--- TEXT SEGMENT ---

We plan to bring down inventories throughout the year and we are going to accomplish this. We will scale back production as needed, which may result additional under-absorbed overhead.
In addition, we are tightly managing capital expenditures, which we now project to be in the range of $40 to $50 million. We expect to generate positive free cash flow for the full year.
Other key variables for fiscal 2009 are corporate spending estimated to be between 42 and $44 million. Our tax rate is expected to be between 39% and 41%.
We estimate 2009 net interest expense to be within the range of 68 to $71 million. What we want you to take away from today’s conference call is that we are dealing with a very challenging economic environment.
We believe we have taken the difficult and necessary steps and will continue to do so. We will continue to focus on generating free cash flow and managing our controllable expenses while maintaining our quality, reputation of our brand, and service levels to our customers.
With that, we will open up our call to questions.
Operator
Thank you. (Operator Instructions) Our first question today comes from Kevin Maczka.
Your line is open and please state your company name.
Kevin Maczka – BB&T Capital Markets
Good morning; Kevin Maczka, BB&T Capital Markets.
Gregory E. Hyland
Morning, Kevin.
Kevin Maczka – BB&T Capital Markets
Good morning. Greg, I am wondering if you can say a little bit more about the channel inventory situation.
You’ve got orders trending down 30% to 40% and it sounds like you're kind of implying that you’re not going to see any uptake until we get into the spring construction season. What is that inventory channel look like?
Is that de-stocking still a big part of that where your distributors are still working down inventories, or has that played out and they are just not ordering out yet at this point.
Gregory E. Hyland
Yes, Kevin, our best market intelligence leads us to believe that most of the de-stocking has occurred. I think that as I said in our prepared comments that there was a very aggressive take-down starting in September.
So our belief is that we just won't see orders from the replenishment of that inventory. You know, typically as we get into the end of Q2 in past years, distributors would start bringing in some inventory to be prepared for the construction season.

--- ITEMS ---

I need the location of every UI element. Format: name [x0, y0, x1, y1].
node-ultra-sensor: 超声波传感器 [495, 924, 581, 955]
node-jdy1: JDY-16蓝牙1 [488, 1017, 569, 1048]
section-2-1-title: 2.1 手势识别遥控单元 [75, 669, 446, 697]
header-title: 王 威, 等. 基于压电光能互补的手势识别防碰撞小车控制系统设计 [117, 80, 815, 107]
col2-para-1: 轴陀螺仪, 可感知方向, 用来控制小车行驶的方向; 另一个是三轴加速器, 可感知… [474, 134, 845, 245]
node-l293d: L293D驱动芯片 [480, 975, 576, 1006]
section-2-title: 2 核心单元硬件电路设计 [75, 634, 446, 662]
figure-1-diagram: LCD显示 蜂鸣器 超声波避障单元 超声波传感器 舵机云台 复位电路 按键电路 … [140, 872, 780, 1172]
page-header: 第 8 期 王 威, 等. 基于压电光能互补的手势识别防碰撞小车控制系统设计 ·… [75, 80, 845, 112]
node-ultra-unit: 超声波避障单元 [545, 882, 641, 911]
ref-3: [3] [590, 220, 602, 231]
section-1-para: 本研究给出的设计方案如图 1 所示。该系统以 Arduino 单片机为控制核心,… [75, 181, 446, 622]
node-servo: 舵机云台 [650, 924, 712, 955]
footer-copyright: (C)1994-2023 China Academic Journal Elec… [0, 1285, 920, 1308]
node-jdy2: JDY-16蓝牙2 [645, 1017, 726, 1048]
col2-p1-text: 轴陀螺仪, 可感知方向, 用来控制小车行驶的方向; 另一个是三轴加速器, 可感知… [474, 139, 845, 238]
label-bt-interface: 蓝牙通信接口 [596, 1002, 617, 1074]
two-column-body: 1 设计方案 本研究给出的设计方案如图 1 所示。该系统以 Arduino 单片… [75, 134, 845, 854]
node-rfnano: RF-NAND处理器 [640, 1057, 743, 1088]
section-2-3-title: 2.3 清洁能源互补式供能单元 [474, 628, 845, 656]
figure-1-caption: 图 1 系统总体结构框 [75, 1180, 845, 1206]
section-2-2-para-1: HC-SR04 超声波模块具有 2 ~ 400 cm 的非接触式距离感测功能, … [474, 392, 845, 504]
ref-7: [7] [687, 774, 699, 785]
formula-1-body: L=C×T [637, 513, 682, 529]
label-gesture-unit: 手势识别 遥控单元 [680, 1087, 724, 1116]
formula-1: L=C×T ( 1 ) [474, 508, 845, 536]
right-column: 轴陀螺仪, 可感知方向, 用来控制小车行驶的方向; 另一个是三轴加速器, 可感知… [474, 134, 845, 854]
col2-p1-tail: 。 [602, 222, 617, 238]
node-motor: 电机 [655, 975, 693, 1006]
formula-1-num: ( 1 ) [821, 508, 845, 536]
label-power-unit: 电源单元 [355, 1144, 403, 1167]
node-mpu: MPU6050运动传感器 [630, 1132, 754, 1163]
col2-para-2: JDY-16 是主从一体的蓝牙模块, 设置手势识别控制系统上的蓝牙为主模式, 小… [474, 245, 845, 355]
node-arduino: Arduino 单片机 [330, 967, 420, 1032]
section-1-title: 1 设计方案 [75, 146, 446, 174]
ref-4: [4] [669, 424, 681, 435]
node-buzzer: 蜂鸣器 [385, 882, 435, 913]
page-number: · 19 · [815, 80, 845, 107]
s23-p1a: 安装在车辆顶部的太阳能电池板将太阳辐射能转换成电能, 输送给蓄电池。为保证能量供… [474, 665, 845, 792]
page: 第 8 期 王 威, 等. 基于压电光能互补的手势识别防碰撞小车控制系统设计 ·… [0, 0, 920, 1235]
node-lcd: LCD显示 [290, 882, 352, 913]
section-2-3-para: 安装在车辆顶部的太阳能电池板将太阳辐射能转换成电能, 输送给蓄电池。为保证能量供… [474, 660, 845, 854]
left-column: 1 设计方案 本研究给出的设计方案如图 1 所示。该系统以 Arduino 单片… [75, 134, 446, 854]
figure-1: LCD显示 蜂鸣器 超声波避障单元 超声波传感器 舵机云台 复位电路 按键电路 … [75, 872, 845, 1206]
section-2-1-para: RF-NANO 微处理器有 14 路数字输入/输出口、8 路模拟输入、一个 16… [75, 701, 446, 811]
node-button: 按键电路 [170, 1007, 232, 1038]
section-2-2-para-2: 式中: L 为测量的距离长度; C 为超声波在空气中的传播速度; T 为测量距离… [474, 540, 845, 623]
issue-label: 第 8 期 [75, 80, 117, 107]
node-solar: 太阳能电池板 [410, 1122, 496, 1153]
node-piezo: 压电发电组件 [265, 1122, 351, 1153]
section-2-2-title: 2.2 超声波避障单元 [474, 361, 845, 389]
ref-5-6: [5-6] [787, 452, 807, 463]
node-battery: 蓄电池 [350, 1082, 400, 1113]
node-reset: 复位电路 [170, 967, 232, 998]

---

In the earnings call transcript, what range is projected for capital expenditures? Rely only on the text to answer.

• RESPONSE TO THIS EXERCISE
$40 to $50 million.